--- Begin Data for this task ---

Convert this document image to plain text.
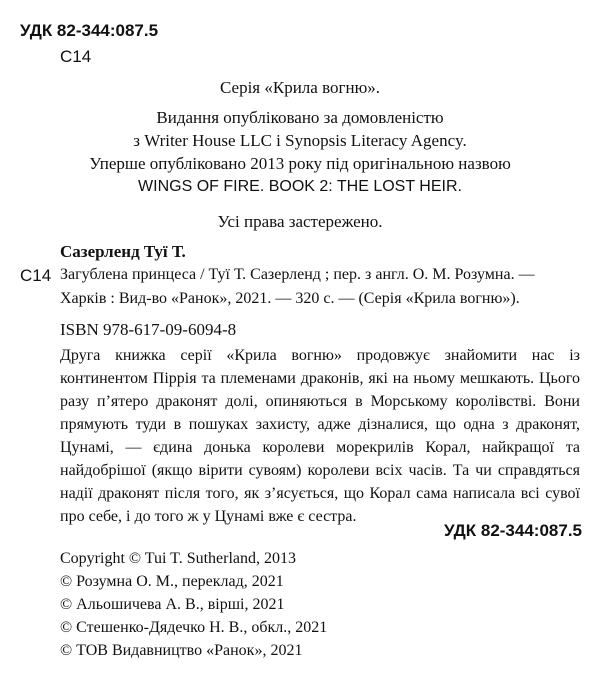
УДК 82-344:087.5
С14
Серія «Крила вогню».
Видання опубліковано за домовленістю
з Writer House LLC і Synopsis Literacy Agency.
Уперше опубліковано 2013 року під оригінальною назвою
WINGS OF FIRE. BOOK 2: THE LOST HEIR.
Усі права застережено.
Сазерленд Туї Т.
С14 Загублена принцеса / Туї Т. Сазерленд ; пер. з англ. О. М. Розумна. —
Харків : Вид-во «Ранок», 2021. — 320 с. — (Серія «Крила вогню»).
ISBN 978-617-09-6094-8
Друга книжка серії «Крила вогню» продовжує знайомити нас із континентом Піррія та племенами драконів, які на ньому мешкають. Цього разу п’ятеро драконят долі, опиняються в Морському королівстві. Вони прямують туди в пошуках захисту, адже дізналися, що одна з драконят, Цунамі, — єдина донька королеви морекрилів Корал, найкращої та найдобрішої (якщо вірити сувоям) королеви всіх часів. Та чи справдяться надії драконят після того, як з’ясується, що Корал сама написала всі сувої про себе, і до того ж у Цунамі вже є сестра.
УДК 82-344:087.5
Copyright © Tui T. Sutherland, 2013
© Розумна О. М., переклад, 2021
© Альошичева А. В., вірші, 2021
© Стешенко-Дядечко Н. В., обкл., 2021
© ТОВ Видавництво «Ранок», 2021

--- End Data for this task ---
--- Begin Data for this task ---

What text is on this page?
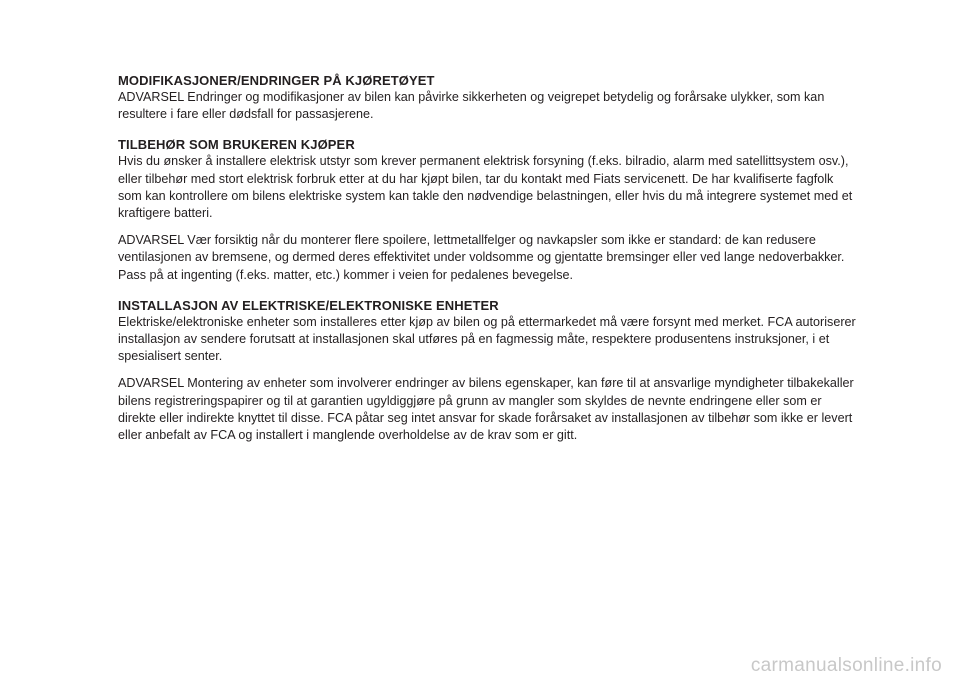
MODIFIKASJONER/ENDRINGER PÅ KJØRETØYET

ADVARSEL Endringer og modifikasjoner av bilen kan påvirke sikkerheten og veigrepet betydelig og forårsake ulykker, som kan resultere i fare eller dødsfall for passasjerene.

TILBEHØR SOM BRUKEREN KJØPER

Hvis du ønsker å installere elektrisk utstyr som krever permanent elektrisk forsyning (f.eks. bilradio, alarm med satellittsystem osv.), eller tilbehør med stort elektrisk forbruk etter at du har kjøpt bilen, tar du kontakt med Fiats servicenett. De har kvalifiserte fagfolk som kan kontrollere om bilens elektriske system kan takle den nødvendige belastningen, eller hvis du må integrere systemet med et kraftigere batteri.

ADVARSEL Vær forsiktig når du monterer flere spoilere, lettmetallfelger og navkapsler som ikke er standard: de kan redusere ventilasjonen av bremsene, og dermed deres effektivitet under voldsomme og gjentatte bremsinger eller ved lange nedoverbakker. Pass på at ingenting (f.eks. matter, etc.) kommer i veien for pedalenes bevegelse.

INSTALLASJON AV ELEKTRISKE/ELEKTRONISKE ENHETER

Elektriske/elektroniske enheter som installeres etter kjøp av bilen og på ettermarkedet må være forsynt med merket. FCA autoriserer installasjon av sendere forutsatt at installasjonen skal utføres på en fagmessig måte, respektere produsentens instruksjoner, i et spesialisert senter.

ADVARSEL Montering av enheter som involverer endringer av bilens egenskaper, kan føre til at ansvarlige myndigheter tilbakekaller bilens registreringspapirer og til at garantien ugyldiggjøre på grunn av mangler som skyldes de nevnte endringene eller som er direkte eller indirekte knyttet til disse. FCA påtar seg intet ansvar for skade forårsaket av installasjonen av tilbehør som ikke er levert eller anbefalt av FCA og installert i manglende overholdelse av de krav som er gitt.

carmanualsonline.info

--- End Data for this task ---

▶ [Problem details] Pull out all lines of the data with the string "eller".

▶ [Result for this task]
ADVARSEL Endringer og modifikasjoner av bilen kan påvirke sikkerheten og veigrepet betydelig og forårsake ulykker, som kan resultere i fare eller dødsfall for passasjerene.
Hvis du ønsker å installere elektrisk utstyr som krever permanent elektrisk forsyning (f.eks. bilradio, alarm med satellittsystem osv.), eller tilbehør med stort elektrisk forbruk etter at du har kjøpt bilen, tar du kontakt med Fiats servicenett. De har kvalifiserte fagfolk som kan kontrollere om bilens elektriske system kan takle den nødvendige belastningen, eller hvis du må integrere systemet med et kraftigere batteri.
ADVARSEL Vær forsiktig når du monterer flere spoilere, lettmetallfelger og navkapsler som ikke er standard: de kan redusere ventilasjonen av bremsene, og dermed deres effektivitet under voldsomme og gjentatte bremsinger eller ved lange nedoverbakker. Pass på at ingenting (f.eks. matter, etc.) kommer i veien for pedalenes bevegelse.
ADVARSEL Montering av enheter som involverer endringer av bilens egenskaper, kan føre til at ansvarlige myndigheter tilbakekaller bilens registreringspapirer og til at garantien ugyldiggjøre på grunn av mangler som skyldes de nevnte endringene eller som er direkte eller indirekte knyttet til disse. FCA påtar seg intet ansvar for skade forårsaket av installasjonen av tilbehør som ikke er levert eller anbefalt av FCA og installert i manglende overholdelse av de krav som er gitt.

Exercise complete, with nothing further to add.